— Dataset rows —
◇ ◇ ◇ ◇

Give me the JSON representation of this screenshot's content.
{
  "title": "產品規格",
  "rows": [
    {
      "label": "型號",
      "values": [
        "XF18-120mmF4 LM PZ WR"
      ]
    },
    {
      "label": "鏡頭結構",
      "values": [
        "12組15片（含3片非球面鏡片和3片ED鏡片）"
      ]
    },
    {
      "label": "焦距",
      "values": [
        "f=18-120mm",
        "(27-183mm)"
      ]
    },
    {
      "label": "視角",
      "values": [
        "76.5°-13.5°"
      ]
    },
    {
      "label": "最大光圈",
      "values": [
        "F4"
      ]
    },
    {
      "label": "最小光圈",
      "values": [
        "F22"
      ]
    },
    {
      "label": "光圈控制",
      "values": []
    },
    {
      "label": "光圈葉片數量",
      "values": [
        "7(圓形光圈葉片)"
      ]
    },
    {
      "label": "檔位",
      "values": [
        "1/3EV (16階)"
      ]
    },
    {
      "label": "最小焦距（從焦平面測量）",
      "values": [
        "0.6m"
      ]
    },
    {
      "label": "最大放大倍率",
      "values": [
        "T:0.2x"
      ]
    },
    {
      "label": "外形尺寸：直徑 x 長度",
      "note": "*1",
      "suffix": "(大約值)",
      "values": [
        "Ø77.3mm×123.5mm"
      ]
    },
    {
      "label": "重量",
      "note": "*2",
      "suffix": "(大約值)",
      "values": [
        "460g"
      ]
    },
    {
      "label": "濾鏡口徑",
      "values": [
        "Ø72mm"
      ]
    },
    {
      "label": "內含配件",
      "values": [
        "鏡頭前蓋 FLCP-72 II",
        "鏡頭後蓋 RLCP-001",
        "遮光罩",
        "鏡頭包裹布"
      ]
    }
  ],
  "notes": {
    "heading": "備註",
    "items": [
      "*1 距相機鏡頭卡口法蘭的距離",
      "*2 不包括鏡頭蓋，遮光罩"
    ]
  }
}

◇ ◇ ◇ ◇

Type the material above out again, exactly.

Give me the JSON representation of this screenshot's content.
{
  "title": "產品規格",
  "rows": [
    {
      "label": "型號",
      "values": [
        "XF18-120mmF4 LM PZ WR"
      ]
    },
    {
      "label": "鏡頭結構",
      "values": [
        "12組15片（含3片非球面鏡片和3片ED鏡片）"
      ]
    },
    {
      "label": "焦距",
      "values": [
        "f=18-120mm",
        "(27-183mm)"
      ]
    },
    {
      "label": "視角",
      "values": [
        "76.5°-13.5°"
      ]
    },
    {
      "label": "最大光圈",
      "values": [
        "F4"
      ]
    },
    {
      "label": "最小光圈",
      "values": [
        "F22"
      ]
    },
    {
      "label": "光圈控制",
      "values": []
    },
    {
      "label": "光圈葉片數量",
      "values": [
        "7(圓形光圈葉片)"
      ]
    },
    {
      "label": "檔位",
      "values": [
        "1/3EV (16階)"
      ]
    },
    {
      "label": "最小焦距（從焦平面測量）",
      "values": [
        "0.6m"
      ]
    },
    {
      "label": "最大放大倍率",
      "values": [
        "T:0.2x"
      ]
    },
    {
      "label": "外形尺寸：直徑 x 長度",
      "note": "*1",
      "suffix": "(大約值)",
      "values": [
        "Ø77.3mm×123.5mm"
      ]
    },
    {
      "label": "重量",
      "note": "*2",
      "suffix": "(大約值)",
      "values": [
        "460g"
      ]
    },
    {
      "label": "濾鏡口徑",
      "values": [
        "Ø72mm"
      ]
    },
    {
      "label": "內含配件",
      "values": [
        "鏡頭前蓋 FLCP-72 II",
        "鏡頭後蓋 RLCP-001",
        "遮光罩",
        "鏡頭包裹布"
      ]
    }
  ],
  "notes": {
    "heading": "備註",
    "items": [
      "*1 距相機鏡頭卡口法蘭的距離",
      "*2 不包括鏡頭蓋，遮光罩"
    ]
  }
}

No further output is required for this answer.